Congratulations on your new job
Teaching is a job that carries a high level of prestige but a relatively low level of financial compensation. According to salary.com, “The median annual Public School Teacher salary is $55,072, as of January 30, 2018, with a range usually between $48,080-$63,581” (emphasis not mine). Teachers with greater experience and education move up the salary scale, but moving up the salary lanes of your school system involves an additional investment of financial capital and time. If you’re a recent graduate, you may be paying off student loans. Just starting out on your own forces the young teacher to make important financial decisions early on. It is so important to lay a strong foundation for the future by establishing good habits early in your professional life. Here are just a few things to think about.

Direction 1:
Answer the following from the passage on new teachers' finances:
(a) What median annual salary for a public school teacher does the passage quote from salary.com?
(b) As of what date is that figure given?
(c) What might a recent graduate be paying off?
Direction 2:
List every dollar amount that appears in the passage on new teachers' finances.
Direction 3:
Extend the passage on new teachers' finances, picking up after its final sentence.

Dataset excerpt:
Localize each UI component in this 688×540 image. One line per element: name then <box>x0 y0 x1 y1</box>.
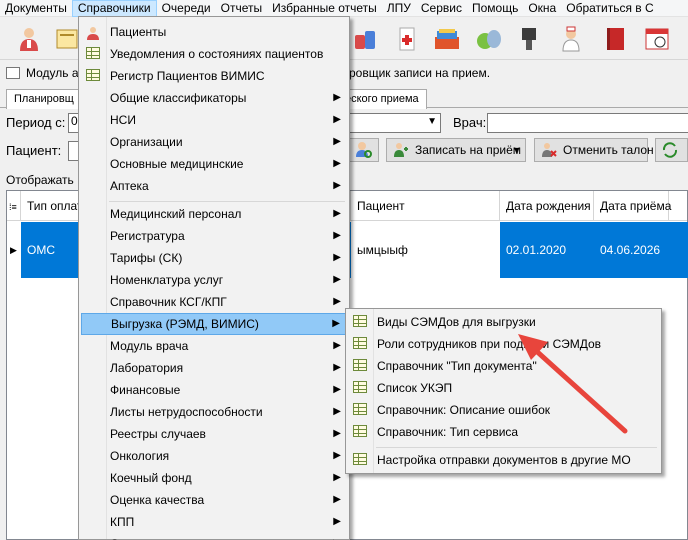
annotation-arrow <box>518 334 628 434</box>
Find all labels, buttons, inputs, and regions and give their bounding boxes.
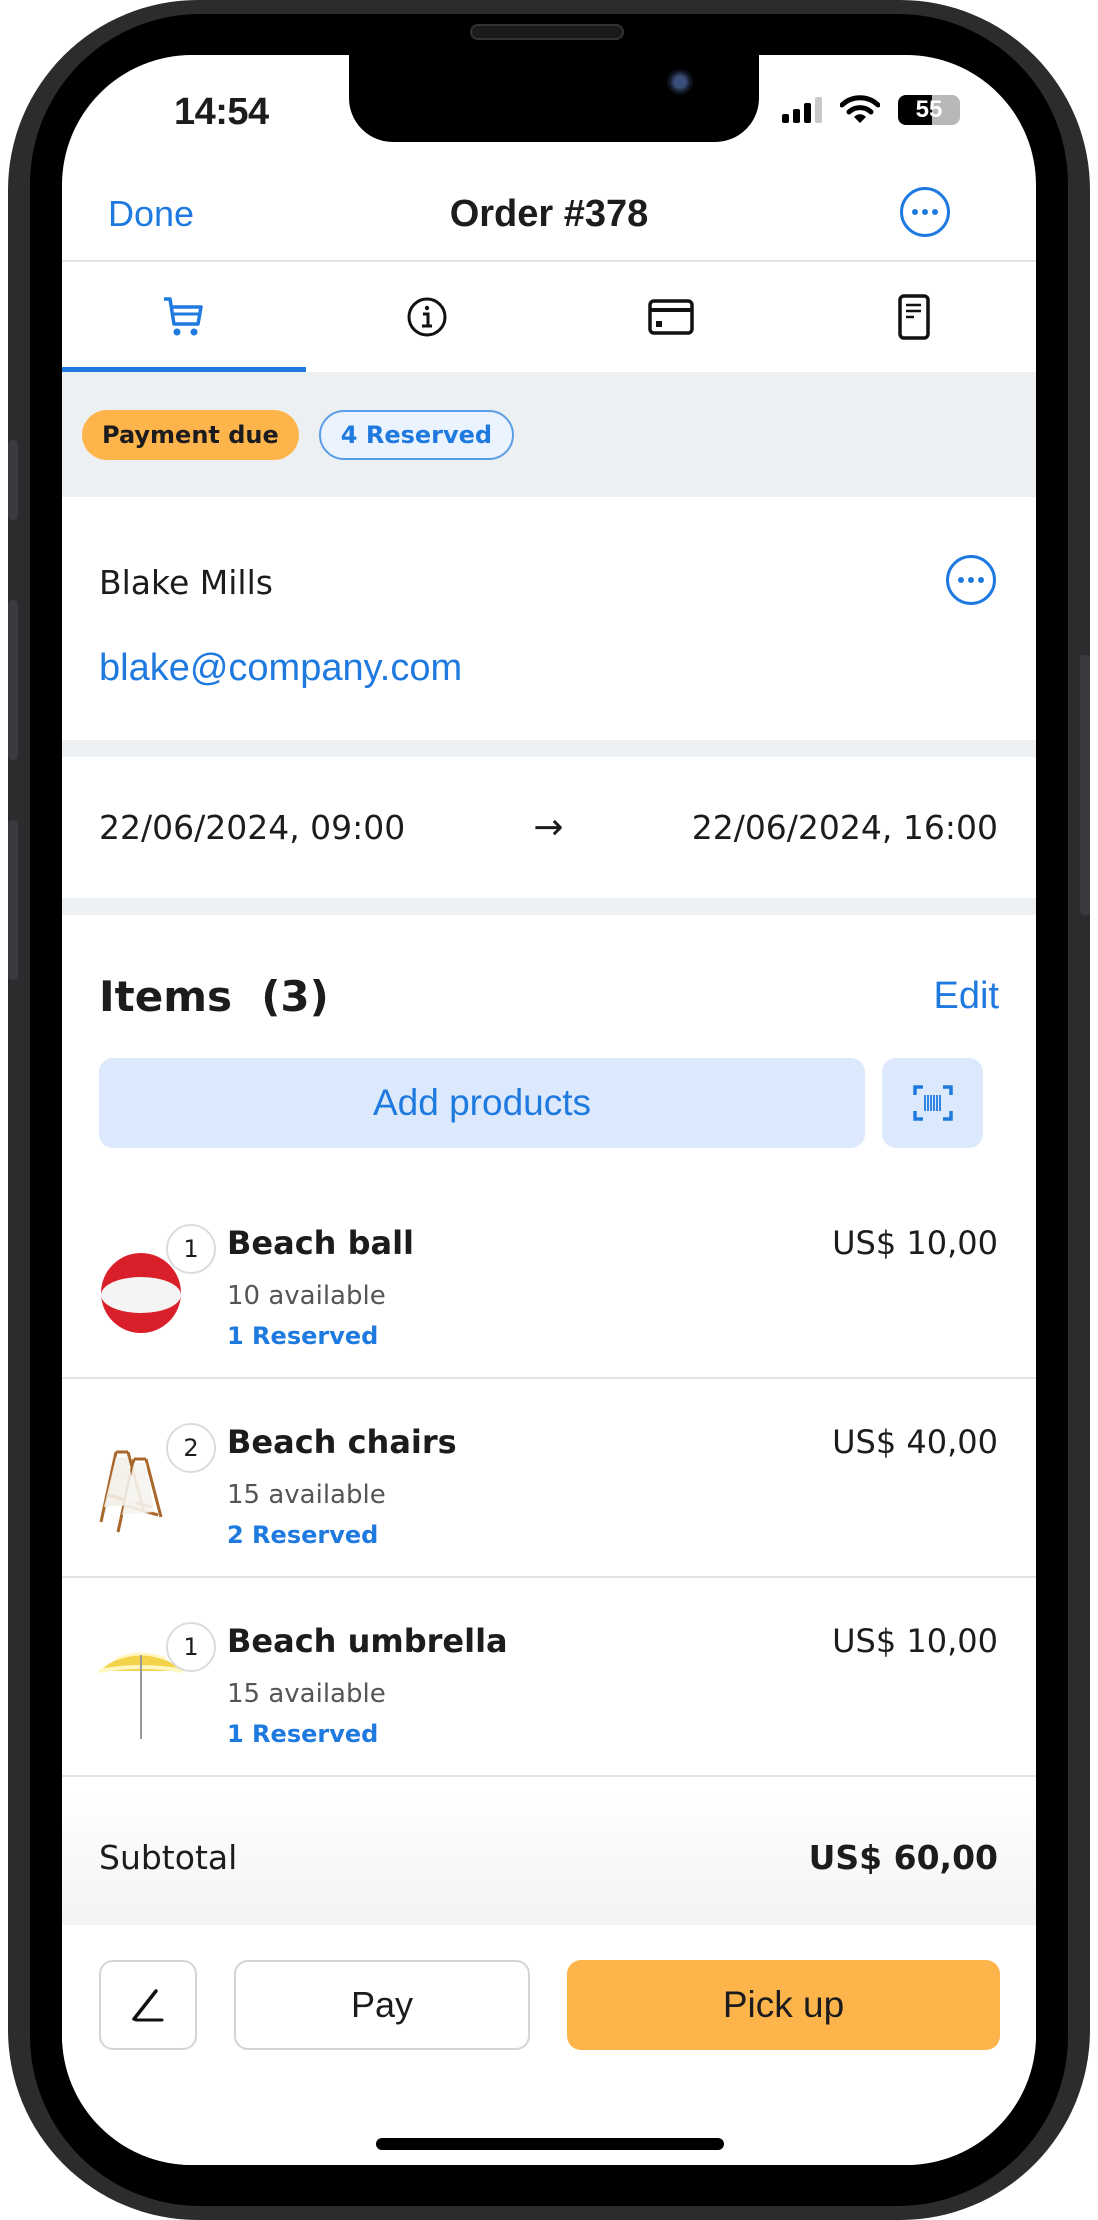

Written response 1:
(a) $55,072
(b) January 30, 2018
(c) Student loans

Written response 2:
$55,072
$48,080
$63,581

Written response 3:
Just after moving to my current school system, teachers received a 15% pay increase to stay competitive with surrounding school systems. It was a good financial move. But it was offset by the divorce process which I experienced almost simultaneously. Divorce is costly not only in an emotional sense but a person’s financial house is basically torn in two. Depending on how things go, a teacher might be forced to sell the house. I chose to buy my ex-wife out, refinance the house, taking on the mortgage on my own so that my three kids would have a consistent environment in which they could grow and flourish. She received a check for half of the equity of the house, and I lost her earning power as a member of the family. To make matters worse, she was the primary caregiver for the kids, so she received a child-support payment that made paying my other bills even more difficult. Home ownership is a massive financial liability. The house requires upkeep, investments in refurbishing and remodeling, emergency purchases of plumbing and roofing, as well as regular monthly expenses of electricity, cable, internet, and phone. My debt ratio skyrocketed. To feed the kids, put gas in the car, and make my bills, I used credit to stay afloat. I supported my family with health insurance, childcare costs, and joint custody of the kids. In the long run, I am thankful I am still in my house fifteen years later, but I have made little or no progress of getting out of debt. The moral of the story: mend it, don’t end it. Unless you’re experiencing physical, emotional, or verbal abuse, do what you can to stay with your spouse, not just for financial reasons, but for emotional reasons too. The improved financial situation makes up a long-term benefit of the sacrifices that you might be willing to make to stay married.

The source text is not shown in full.